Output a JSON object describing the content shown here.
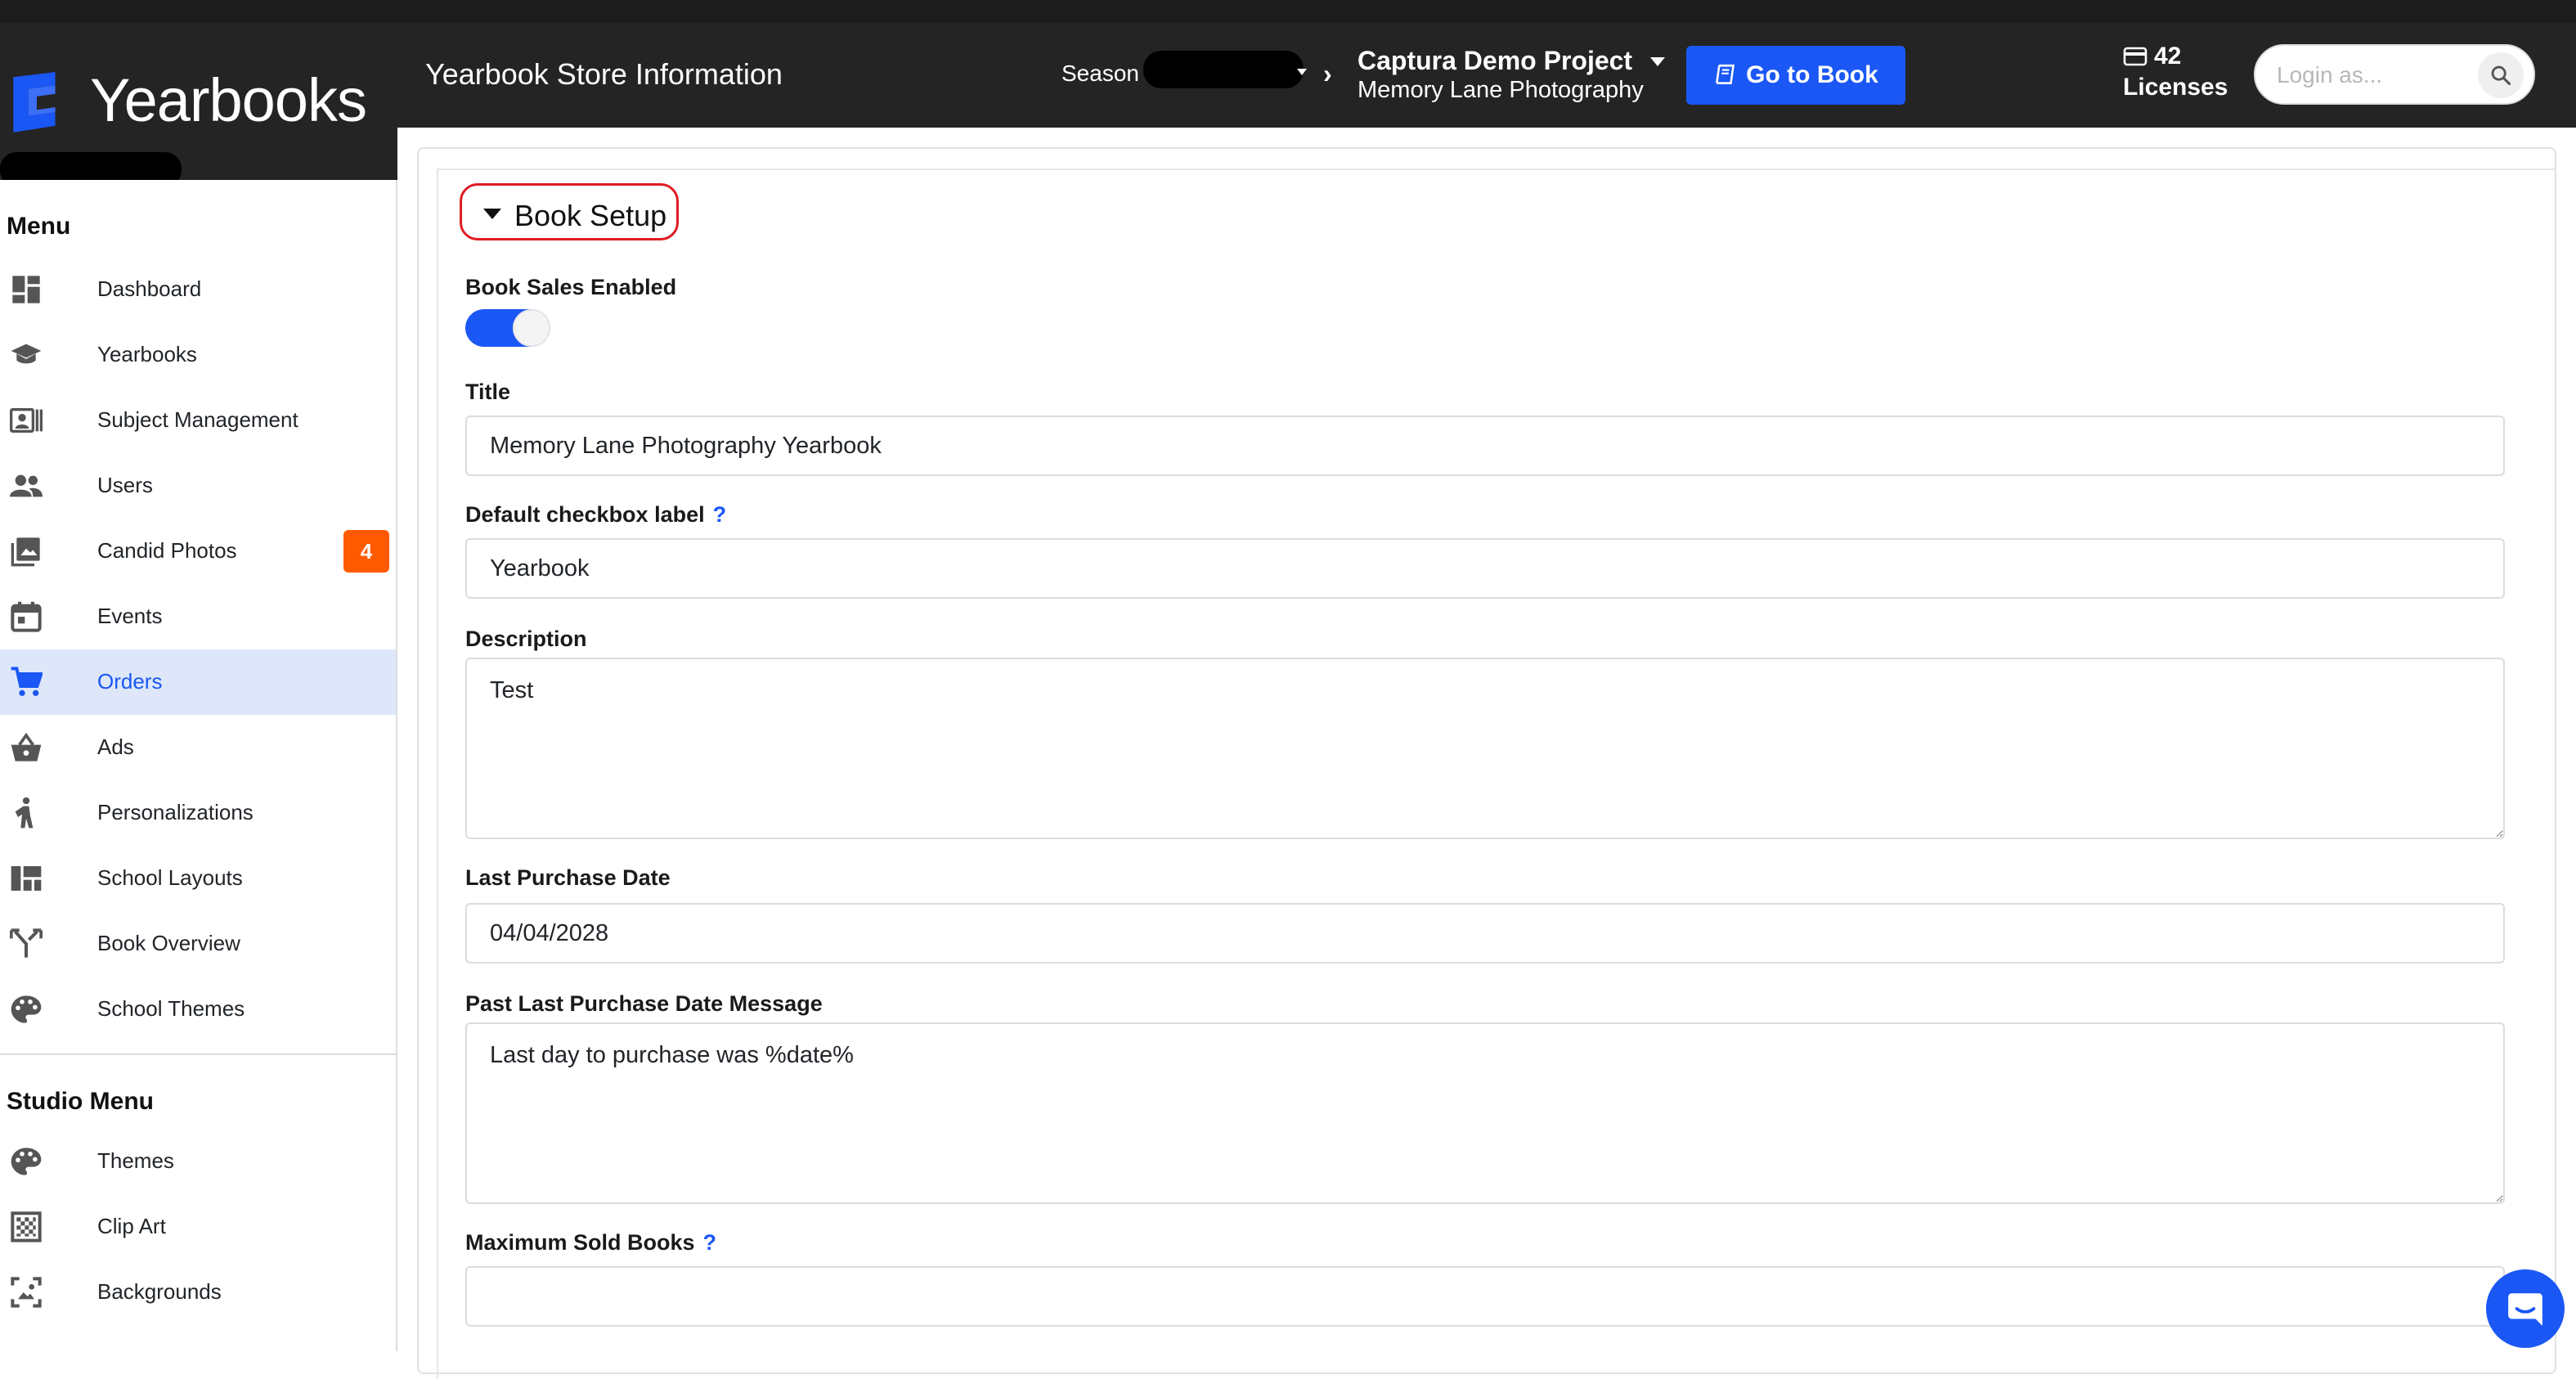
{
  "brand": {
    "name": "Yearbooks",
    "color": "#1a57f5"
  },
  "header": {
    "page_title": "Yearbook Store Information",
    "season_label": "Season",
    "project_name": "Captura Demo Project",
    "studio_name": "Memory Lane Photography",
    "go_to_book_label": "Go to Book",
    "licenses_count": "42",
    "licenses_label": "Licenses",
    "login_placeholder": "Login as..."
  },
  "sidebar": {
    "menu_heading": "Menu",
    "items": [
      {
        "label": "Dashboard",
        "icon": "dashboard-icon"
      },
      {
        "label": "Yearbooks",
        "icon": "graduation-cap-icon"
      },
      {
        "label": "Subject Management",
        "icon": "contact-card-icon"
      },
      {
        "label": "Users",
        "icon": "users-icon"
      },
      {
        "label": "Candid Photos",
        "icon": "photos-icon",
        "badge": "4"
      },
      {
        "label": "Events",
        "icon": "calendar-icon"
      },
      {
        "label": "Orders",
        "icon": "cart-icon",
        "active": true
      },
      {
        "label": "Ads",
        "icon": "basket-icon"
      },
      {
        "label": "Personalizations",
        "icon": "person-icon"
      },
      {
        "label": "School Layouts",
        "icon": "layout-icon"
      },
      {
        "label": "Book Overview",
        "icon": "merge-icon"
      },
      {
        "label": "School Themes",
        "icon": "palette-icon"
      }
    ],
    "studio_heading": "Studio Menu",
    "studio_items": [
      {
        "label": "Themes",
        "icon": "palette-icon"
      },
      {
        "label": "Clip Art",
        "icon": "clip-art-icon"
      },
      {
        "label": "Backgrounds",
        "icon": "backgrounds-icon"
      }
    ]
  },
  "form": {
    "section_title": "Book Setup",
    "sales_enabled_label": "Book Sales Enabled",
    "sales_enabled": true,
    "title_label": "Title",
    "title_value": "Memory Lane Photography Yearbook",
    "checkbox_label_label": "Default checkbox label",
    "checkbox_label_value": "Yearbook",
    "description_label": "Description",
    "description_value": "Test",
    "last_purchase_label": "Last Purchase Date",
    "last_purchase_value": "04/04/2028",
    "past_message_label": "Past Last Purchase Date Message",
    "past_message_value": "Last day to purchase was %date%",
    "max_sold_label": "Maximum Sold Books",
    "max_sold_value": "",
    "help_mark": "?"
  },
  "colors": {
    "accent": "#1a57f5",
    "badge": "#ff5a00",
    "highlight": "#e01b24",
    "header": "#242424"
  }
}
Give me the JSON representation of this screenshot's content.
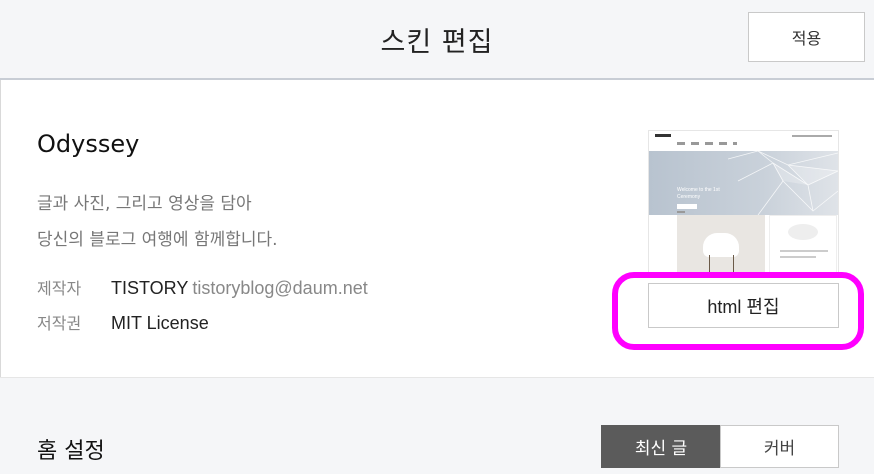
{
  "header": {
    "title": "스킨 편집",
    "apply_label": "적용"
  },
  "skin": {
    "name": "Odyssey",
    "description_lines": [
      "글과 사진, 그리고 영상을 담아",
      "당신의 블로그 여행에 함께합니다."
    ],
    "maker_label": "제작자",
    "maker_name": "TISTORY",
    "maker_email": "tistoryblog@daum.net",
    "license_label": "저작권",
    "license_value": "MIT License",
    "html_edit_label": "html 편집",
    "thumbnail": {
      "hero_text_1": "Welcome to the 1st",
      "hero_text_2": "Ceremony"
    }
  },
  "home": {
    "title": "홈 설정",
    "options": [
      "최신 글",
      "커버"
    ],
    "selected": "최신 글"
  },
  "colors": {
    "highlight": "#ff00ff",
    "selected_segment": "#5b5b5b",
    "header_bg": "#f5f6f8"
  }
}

> **CHALLENGE**
Write out the data precisely as given, excluding the pictures.

> **CORRECT OUTPUT**
Output a JSON object describing the content shown here.
{
  "brand": {
    "name": "Yearbooks",
    "color": "#1a57f5"
  },
  "header": {
    "page_title": "Yearbook Store Information",
    "season_label": "Season",
    "project_name": "Captura Demo Project",
    "studio_name": "Memory Lane Photography",
    "go_to_book_label": "Go to Book",
    "licenses_count": "42",
    "licenses_label": "Licenses",
    "login_placeholder": "Login as..."
  },
  "sidebar": {
    "menu_heading": "Menu",
    "items": [
      {
        "label": "Dashboard",
        "icon": "dashboard-icon"
      },
      {
        "label": "Yearbooks",
        "icon": "graduation-cap-icon"
      },
      {
        "label": "Subject Management",
        "icon": "contact-card-icon"
      },
      {
        "label": "Users",
        "icon": "users-icon"
      },
      {
        "label": "Candid Photos",
        "icon": "photos-icon",
        "badge": "4"
      },
      {
        "label": "Events",
        "icon": "calendar-icon"
      },
      {
        "label": "Orders",
        "icon": "cart-icon",
        "active": true
      },
      {
        "label": "Ads",
        "icon": "basket-icon"
      },
      {
        "label": "Personalizations",
        "icon": "person-icon"
      },
      {
        "label": "School Layouts",
        "icon": "layout-icon"
      },
      {
        "label": "Book Overview",
        "icon": "merge-icon"
      },
      {
        "label": "School Themes",
        "icon": "palette-icon"
      }
    ],
    "studio_heading": "Studio Menu",
    "studio_items": [
      {
        "label": "Themes",
        "icon": "palette-icon"
      },
      {
        "label": "Clip Art",
        "icon": "clip-art-icon"
      },
      {
        "label": "Backgrounds",
        "icon": "backgrounds-icon"
      }
    ]
  },
  "form": {
    "section_title": "Book Setup",
    "sales_enabled_label": "Book Sales Enabled",
    "sales_enabled": true,
    "title_label": "Title",
    "title_value": "Memory Lane Photography Yearbook",
    "checkbox_label_label": "Default checkbox label",
    "checkbox_label_value": "Yearbook",
    "description_label": "Description",
    "description_value": "Test",
    "last_purchase_label": "Last Purchase Date",
    "last_purchase_value": "04/04/2028",
    "past_message_label": "Past Last Purchase Date Message",
    "past_message_value": "Last day to purchase was %date%",
    "max_sold_label": "Maximum Sold Books",
    "max_sold_value": "",
    "help_mark": "?"
  },
  "colors": {
    "accent": "#1a57f5",
    "badge": "#ff5a00",
    "highlight": "#e01b24",
    "header": "#242424"
  }
}
Give me the JSON representation of this screenshot's content.
{
  "header": {
    "title": "스킨 편집",
    "apply_label": "적용"
  },
  "skin": {
    "name": "Odyssey",
    "description_lines": [
      "글과 사진, 그리고 영상을 담아",
      "당신의 블로그 여행에 함께합니다."
    ],
    "maker_label": "제작자",
    "maker_name": "TISTORY",
    "maker_email": "tistoryblog@daum.net",
    "license_label": "저작권",
    "license_value": "MIT License",
    "html_edit_label": "html 편집",
    "thumbnail": {
      "hero_text_1": "Welcome to the 1st",
      "hero_text_2": "Ceremony"
    }
  },
  "home": {
    "title": "홈 설정",
    "options": [
      "최신 글",
      "커버"
    ],
    "selected": "최신 글"
  },
  "colors": {
    "highlight": "#ff00ff",
    "selected_segment": "#5b5b5b",
    "header_bg": "#f5f6f8"
  }
}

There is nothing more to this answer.